Records from a collection of figures:
━━━━━━━━━━━━━━━━━━━━

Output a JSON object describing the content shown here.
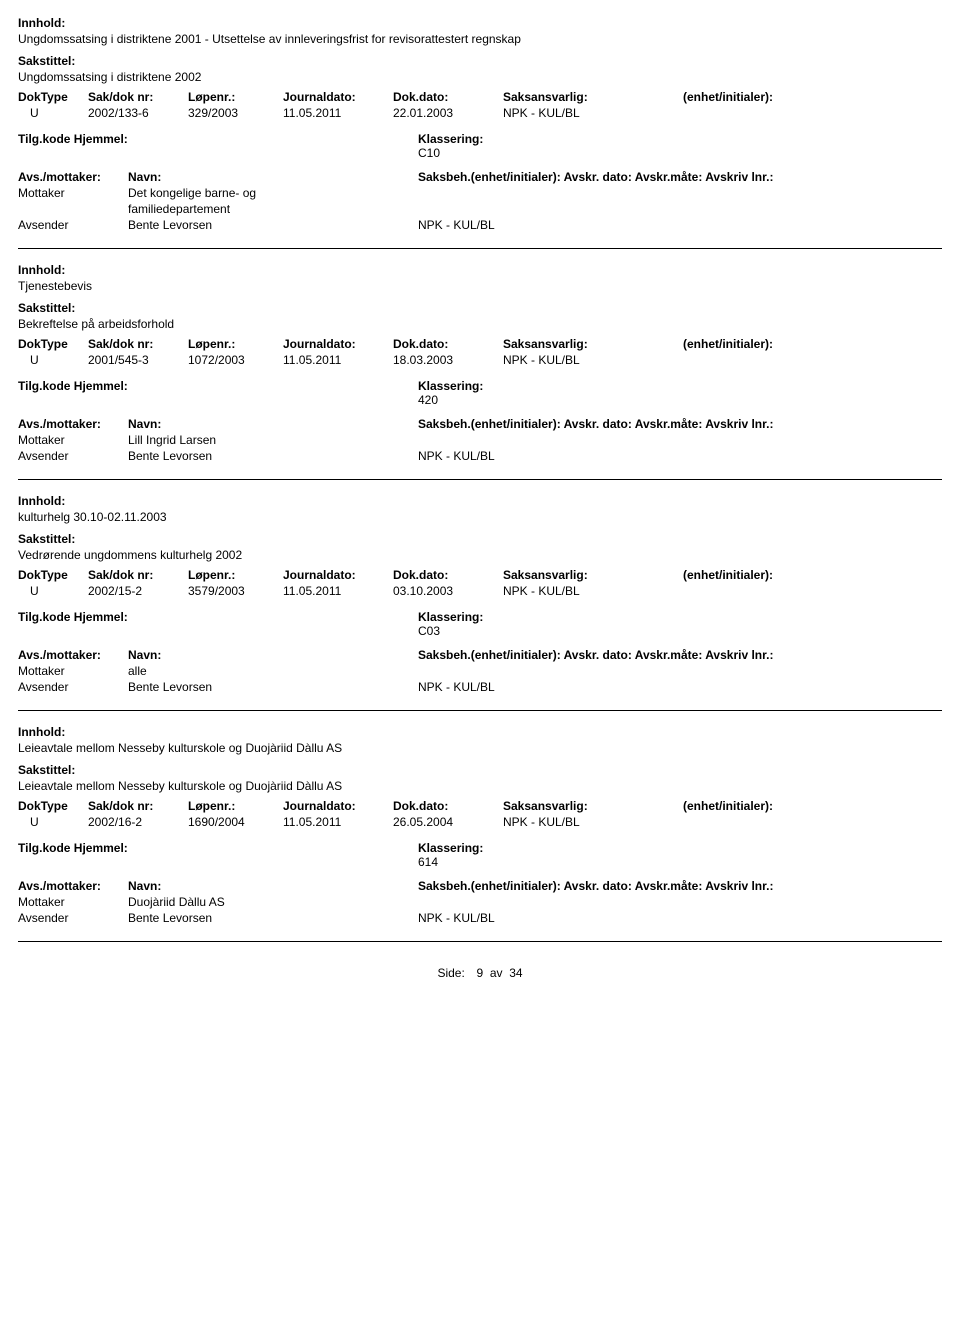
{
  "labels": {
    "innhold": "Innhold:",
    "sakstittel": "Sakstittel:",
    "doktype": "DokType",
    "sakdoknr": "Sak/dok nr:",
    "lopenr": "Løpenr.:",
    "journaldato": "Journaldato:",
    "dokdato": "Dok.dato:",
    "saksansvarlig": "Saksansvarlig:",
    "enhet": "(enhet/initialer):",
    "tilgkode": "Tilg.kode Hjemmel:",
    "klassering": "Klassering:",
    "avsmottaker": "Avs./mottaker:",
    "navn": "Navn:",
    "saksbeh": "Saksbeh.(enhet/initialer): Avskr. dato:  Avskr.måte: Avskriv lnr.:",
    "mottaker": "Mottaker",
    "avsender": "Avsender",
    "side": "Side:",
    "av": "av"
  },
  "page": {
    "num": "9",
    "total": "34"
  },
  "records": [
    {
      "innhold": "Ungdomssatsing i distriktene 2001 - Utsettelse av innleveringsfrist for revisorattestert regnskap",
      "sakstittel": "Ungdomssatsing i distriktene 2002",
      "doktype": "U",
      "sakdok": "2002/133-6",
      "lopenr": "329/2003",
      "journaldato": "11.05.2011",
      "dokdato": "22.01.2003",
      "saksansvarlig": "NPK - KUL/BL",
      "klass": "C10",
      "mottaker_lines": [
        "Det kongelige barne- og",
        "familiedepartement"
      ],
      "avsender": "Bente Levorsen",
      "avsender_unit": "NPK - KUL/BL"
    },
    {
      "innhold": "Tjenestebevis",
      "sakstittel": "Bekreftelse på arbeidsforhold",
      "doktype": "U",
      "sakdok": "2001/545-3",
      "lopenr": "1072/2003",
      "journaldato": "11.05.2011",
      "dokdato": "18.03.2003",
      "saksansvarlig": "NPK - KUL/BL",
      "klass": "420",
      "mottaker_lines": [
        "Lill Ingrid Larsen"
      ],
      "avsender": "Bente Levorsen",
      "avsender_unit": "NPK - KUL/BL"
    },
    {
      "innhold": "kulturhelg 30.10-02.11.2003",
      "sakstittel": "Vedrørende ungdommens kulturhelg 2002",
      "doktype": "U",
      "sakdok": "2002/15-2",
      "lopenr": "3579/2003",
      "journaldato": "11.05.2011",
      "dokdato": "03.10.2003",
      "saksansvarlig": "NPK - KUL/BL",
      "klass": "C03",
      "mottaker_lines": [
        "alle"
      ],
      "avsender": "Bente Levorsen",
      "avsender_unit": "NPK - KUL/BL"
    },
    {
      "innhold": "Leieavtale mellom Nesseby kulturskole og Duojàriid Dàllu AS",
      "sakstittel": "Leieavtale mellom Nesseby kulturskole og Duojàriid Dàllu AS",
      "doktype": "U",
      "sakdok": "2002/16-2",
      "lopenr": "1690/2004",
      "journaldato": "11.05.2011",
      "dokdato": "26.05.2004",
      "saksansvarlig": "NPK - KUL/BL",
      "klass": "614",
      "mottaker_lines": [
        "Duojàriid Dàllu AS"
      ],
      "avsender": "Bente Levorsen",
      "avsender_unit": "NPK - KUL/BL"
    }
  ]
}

━━━━━━━━━━━━━━━━━━━━

Pictures appear in the records above. Output everything except them, exactly.

**SOLUTION**.
Output a JSON object describing the content shown here.
{
  "labels": {
    "innhold": "Innhold:",
    "sakstittel": "Sakstittel:",
    "doktype": "DokType",
    "sakdoknr": "Sak/dok nr:",
    "lopenr": "Løpenr.:",
    "journaldato": "Journaldato:",
    "dokdato": "Dok.dato:",
    "saksansvarlig": "Saksansvarlig:",
    "enhet": "(enhet/initialer):",
    "tilgkode": "Tilg.kode Hjemmel:",
    "klassering": "Klassering:",
    "avsmottaker": "Avs./mottaker:",
    "navn": "Navn:",
    "saksbeh": "Saksbeh.(enhet/initialer): Avskr. dato:  Avskr.måte: Avskriv lnr.:",
    "mottaker": "Mottaker",
    "avsender": "Avsender",
    "side": "Side:",
    "av": "av"
  },
  "page": {
    "num": "9",
    "total": "34"
  },
  "records": [
    {
      "innhold": "Ungdomssatsing i distriktene 2001 - Utsettelse av innleveringsfrist for revisorattestert regnskap",
      "sakstittel": "Ungdomssatsing i distriktene 2002",
      "doktype": "U",
      "sakdok": "2002/133-6",
      "lopenr": "329/2003",
      "journaldato": "11.05.2011",
      "dokdato": "22.01.2003",
      "saksansvarlig": "NPK - KUL/BL",
      "klass": "C10",
      "mottaker_lines": [
        "Det kongelige barne- og",
        "familiedepartement"
      ],
      "avsender": "Bente Levorsen",
      "avsender_unit": "NPK - KUL/BL"
    },
    {
      "innhold": "Tjenestebevis",
      "sakstittel": "Bekreftelse på arbeidsforhold",
      "doktype": "U",
      "sakdok": "2001/545-3",
      "lopenr": "1072/2003",
      "journaldato": "11.05.2011",
      "dokdato": "18.03.2003",
      "saksansvarlig": "NPK - KUL/BL",
      "klass": "420",
      "mottaker_lines": [
        "Lill Ingrid Larsen"
      ],
      "avsender": "Bente Levorsen",
      "avsender_unit": "NPK - KUL/BL"
    },
    {
      "innhold": "kulturhelg 30.10-02.11.2003",
      "sakstittel": "Vedrørende ungdommens kulturhelg 2002",
      "doktype": "U",
      "sakdok": "2002/15-2",
      "lopenr": "3579/2003",
      "journaldato": "11.05.2011",
      "dokdato": "03.10.2003",
      "saksansvarlig": "NPK - KUL/BL",
      "klass": "C03",
      "mottaker_lines": [
        "alle"
      ],
      "avsender": "Bente Levorsen",
      "avsender_unit": "NPK - KUL/BL"
    },
    {
      "innhold": "Leieavtale mellom Nesseby kulturskole og Duojàriid Dàllu AS",
      "sakstittel": "Leieavtale mellom Nesseby kulturskole og Duojàriid Dàllu AS",
      "doktype": "U",
      "sakdok": "2002/16-2",
      "lopenr": "1690/2004",
      "journaldato": "11.05.2011",
      "dokdato": "26.05.2004",
      "saksansvarlig": "NPK - KUL/BL",
      "klass": "614",
      "mottaker_lines": [
        "Duojàriid Dàllu AS"
      ],
      "avsender": "Bente Levorsen",
      "avsender_unit": "NPK - KUL/BL"
    }
  ]
}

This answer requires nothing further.